=== Your instructions ===
Reproduce this listing in full.

[Saved entries]
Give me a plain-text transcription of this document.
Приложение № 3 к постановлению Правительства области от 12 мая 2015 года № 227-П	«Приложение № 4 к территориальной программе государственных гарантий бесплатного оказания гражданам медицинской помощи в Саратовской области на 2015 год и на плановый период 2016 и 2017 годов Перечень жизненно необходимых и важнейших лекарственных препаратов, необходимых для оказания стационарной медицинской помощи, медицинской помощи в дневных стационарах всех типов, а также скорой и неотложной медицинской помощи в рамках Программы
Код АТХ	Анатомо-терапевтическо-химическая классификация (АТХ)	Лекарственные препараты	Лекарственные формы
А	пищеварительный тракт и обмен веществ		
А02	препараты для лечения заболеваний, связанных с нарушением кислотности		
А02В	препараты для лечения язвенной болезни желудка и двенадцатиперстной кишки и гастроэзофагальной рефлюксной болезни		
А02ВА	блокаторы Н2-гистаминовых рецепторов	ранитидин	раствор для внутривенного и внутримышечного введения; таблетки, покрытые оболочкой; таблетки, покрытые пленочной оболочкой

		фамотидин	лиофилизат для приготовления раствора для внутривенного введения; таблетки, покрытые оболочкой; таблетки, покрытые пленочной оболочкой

=== Exercise answer ===
Give me a plain-text transcription of this document.
Приложение № 3 к постановлению Правительства области от 12 мая 2015 года № 227-П	«Приложение № 4 к территориальной программе государственных гарантий бесплатного оказания гражданам медицинской помощи в Саратовской области на 2015 год и на плановый период 2016 и 2017 годов Перечень жизненно необходимых и важнейших лекарственных препаратов, необходимых для оказания стационарной медицинской помощи, медицинской помощи в дневных стационарах всех типов, а также скорой и неотложной медицинской помощи в рамках Программы
Код АТХ	Анатомо-терапевтическо-химическая классификация (АТХ)	Лекарственные препараты	Лекарственные формы
А	пищеварительный тракт и обмен веществ		
А02	препараты для лечения заболеваний, связанных с нарушением кислотности		
А02В	препараты для лечения язвенной болезни желудка и двенадцатиперстной кишки и гастроэзофагальной рефлюксной болезни		
А02ВА	блокаторы Н2-гистаминовых рецепторов	ранитидин	раствор для внутривенного и внутримышечного введения; таблетки, покрытые оболочкой; таблетки, покрытые пленочной оболочкой

		фамотидин	лиофилизат для приготовления раствора для внутривенного введения; таблетки, покрытые оболочкой; таблетки, покрытые пленочной оболочкой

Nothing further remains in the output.